■ Task objective ■
Find the word "Address" in the listing; pull out each line holding it.

■ Entries provided ■

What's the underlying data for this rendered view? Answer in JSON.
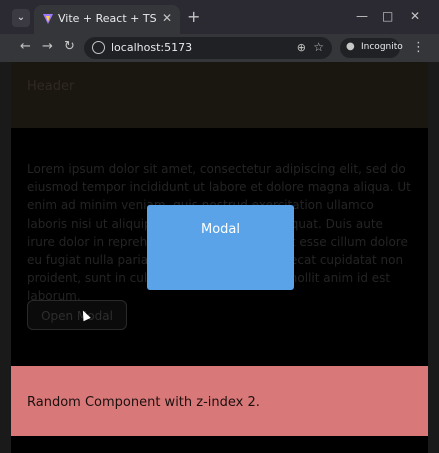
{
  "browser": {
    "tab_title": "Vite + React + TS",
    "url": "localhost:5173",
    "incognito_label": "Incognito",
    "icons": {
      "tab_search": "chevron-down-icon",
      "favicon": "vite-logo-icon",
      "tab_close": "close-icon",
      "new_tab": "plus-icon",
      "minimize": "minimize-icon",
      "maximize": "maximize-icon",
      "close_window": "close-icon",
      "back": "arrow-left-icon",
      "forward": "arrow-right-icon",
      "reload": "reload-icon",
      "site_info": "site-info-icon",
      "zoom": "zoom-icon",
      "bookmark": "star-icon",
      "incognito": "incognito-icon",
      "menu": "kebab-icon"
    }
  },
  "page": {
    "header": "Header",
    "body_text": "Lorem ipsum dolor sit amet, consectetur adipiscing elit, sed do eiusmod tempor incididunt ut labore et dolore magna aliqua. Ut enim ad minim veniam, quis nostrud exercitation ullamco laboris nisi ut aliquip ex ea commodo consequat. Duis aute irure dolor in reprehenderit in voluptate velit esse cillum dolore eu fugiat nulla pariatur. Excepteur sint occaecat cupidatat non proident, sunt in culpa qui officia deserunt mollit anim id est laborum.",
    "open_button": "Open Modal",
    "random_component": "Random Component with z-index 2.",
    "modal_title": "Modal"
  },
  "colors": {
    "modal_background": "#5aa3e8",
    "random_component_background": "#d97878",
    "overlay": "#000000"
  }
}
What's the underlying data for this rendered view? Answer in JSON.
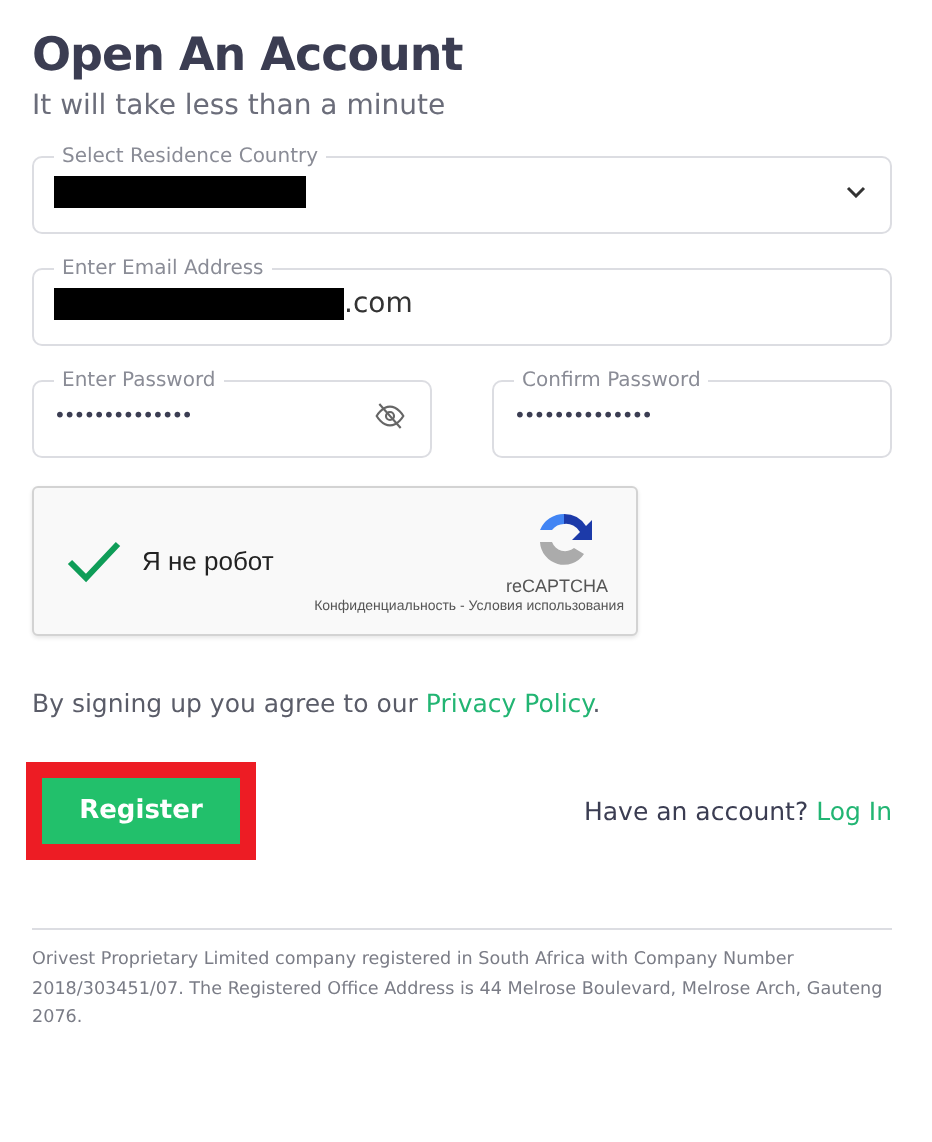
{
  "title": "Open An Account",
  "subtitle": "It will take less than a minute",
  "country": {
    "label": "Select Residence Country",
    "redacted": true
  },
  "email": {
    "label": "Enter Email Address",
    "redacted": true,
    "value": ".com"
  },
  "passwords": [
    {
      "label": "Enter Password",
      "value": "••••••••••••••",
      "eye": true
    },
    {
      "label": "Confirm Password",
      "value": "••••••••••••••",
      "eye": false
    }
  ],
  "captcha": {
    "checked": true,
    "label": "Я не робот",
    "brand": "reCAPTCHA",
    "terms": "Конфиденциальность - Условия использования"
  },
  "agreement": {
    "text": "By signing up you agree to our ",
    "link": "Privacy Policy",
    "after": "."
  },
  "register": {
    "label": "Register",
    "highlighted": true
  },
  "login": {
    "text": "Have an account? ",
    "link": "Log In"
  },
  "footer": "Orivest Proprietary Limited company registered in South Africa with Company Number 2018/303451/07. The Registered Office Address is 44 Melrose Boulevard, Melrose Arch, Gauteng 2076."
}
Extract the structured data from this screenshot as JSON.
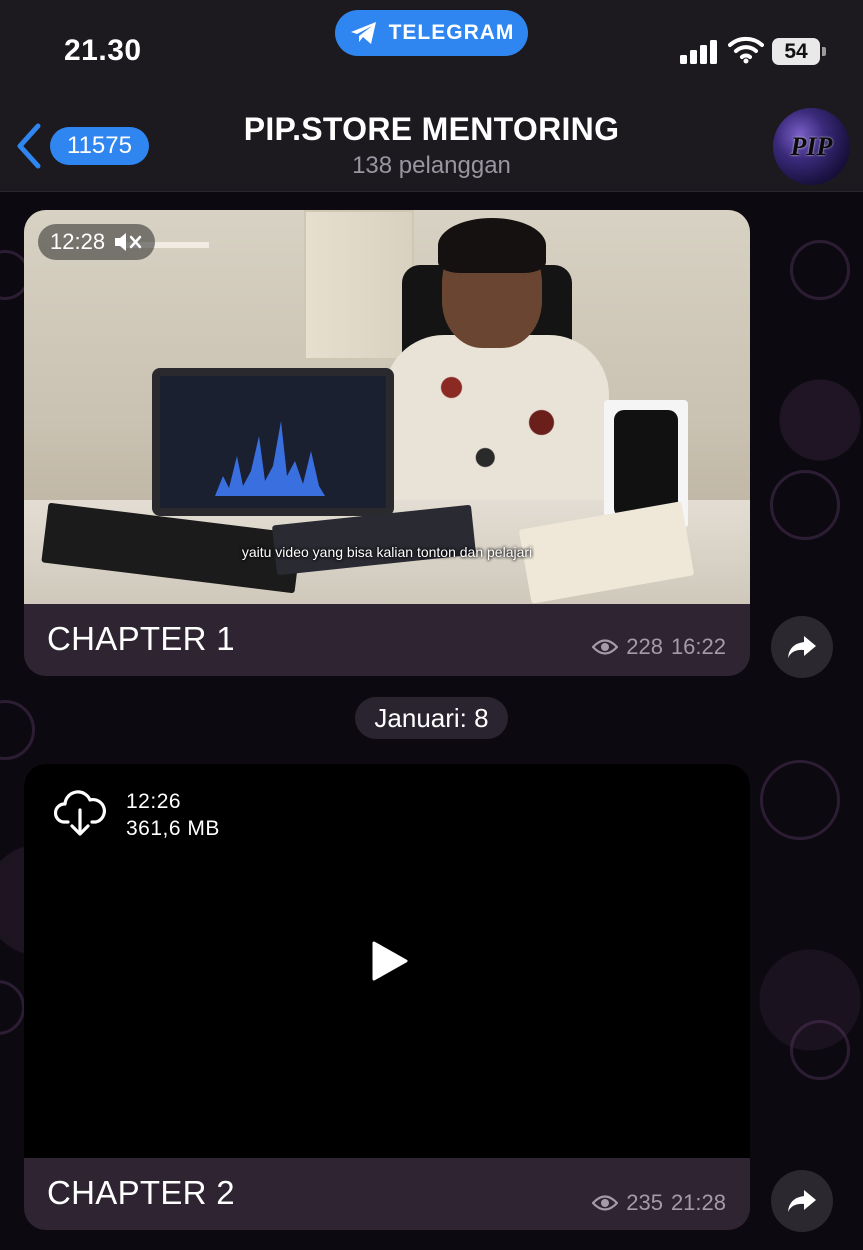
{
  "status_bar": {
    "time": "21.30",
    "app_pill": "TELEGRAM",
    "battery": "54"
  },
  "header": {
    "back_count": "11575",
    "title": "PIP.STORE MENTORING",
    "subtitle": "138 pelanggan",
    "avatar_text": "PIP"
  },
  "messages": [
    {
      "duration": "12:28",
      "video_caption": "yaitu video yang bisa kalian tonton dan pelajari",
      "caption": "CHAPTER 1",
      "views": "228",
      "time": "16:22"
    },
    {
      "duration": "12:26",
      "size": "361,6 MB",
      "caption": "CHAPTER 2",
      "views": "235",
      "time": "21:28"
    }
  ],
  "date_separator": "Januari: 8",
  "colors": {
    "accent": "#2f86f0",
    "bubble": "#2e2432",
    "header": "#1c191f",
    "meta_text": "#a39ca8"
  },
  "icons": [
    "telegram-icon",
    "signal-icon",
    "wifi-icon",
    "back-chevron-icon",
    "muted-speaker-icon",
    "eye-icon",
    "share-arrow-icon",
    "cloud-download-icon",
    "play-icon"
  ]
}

■ Answer in full ■
    "label": "Enter Email Address",
  "footer": "Orivest Proprietary Limited company registered in South Africa with Company Number 2018/303451/07. The Registered Office Address is 44 Melrose Boulevard, Melrose Arch, Gauteng 2076."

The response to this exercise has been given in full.